Records of document pages:
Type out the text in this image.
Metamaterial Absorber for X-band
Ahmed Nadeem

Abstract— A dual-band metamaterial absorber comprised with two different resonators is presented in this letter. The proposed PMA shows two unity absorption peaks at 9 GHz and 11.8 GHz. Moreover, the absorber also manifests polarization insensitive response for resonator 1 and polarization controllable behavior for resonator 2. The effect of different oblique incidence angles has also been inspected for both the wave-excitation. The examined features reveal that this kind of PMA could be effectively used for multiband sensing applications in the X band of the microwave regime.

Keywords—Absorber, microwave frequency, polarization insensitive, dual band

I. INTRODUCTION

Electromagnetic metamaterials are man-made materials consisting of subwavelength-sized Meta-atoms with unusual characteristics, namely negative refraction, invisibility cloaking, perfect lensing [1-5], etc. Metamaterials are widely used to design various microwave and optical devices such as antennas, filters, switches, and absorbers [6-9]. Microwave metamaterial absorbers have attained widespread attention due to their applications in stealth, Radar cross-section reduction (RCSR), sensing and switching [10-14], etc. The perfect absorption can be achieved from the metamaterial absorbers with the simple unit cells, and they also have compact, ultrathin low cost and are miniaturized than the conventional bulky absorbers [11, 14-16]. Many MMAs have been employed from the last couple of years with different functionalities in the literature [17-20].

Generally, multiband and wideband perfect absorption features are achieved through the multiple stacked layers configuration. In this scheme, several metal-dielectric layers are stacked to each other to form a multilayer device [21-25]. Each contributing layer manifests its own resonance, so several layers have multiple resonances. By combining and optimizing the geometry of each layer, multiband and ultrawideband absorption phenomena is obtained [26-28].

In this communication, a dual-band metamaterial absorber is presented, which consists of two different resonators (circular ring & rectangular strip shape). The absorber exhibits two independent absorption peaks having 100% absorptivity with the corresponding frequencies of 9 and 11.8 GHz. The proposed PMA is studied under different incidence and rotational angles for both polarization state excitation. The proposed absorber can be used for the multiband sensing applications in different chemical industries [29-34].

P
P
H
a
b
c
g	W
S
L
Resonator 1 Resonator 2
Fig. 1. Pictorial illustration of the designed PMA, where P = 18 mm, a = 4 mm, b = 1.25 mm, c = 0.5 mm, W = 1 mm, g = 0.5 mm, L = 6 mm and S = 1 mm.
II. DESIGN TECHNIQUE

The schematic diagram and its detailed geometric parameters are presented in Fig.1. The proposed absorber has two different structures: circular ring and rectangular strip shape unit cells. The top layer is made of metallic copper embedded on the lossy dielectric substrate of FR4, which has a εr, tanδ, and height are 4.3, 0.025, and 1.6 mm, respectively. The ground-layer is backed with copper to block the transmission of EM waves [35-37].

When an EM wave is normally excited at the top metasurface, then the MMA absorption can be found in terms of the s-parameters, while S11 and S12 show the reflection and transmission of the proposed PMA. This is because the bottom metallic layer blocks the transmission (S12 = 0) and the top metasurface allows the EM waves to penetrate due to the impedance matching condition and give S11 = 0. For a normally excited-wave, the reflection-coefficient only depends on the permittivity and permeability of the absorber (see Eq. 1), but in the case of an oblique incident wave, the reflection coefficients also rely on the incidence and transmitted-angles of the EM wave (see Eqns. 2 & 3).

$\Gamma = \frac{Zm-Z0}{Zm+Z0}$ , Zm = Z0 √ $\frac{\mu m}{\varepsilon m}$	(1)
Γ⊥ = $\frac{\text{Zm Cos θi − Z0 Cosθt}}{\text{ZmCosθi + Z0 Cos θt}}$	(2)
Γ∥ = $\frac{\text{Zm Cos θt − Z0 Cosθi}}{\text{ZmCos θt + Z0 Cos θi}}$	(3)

> WHAT TO DO
Scan the records for the string "text" and show every line that contains it.

> FINISHED TASK
Type out the text in this image.
Γ⊥ = $\frac{\text{Zm Cos θi − Z0 Cosθt}}{\text{ZmCosθi + Z0 Cos θt}}$	(2)
Γ∥ = $\frac{\text{Zm Cos θt − Z0 Cosθi}}{\text{ZmCos θt + Z0 Cos θi}}$	(3)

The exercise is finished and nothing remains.